# [Problem description]
Find each line with "publish" and copy it.

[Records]
• • • • •
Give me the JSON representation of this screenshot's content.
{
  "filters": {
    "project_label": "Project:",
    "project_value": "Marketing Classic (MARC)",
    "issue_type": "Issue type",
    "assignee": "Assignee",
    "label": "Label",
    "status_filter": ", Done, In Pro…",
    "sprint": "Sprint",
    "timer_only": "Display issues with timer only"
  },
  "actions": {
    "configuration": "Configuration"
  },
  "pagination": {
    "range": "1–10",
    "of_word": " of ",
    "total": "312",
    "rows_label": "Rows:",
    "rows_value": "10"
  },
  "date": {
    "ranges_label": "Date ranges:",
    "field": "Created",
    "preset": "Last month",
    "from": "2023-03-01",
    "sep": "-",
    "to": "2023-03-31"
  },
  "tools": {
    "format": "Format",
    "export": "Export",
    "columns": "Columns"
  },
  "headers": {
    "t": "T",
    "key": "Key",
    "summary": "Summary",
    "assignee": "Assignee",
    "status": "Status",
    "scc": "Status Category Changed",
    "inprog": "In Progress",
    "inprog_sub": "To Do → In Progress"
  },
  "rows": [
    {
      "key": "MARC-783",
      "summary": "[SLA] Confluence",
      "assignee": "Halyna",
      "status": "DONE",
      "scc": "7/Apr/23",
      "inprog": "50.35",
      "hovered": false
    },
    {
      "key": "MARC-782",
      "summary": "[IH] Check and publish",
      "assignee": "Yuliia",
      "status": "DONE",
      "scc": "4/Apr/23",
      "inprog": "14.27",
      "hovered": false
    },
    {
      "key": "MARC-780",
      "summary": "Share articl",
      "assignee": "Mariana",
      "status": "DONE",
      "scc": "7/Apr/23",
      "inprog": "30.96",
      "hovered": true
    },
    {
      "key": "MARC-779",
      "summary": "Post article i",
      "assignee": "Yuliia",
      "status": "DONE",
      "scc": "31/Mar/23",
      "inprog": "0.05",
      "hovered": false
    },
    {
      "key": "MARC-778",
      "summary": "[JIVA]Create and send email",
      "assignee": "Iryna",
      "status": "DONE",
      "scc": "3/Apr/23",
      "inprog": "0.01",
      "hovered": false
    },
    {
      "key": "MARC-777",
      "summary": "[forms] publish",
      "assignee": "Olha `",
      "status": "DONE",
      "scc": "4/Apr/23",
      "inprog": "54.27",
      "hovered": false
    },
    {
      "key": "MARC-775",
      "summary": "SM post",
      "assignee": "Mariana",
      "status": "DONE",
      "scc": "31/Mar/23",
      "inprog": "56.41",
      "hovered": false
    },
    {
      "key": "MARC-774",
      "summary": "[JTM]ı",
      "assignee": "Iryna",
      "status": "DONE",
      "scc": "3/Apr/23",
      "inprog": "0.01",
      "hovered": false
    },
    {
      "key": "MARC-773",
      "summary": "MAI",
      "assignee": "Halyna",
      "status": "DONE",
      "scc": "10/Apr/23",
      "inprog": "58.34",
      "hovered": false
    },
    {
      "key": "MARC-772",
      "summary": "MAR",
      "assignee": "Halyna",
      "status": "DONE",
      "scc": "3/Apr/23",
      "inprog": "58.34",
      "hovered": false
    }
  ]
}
• • • • •
# [Answer to this task]
      "summary": "[IH] Check and publish",
      "summary": "[forms] publish",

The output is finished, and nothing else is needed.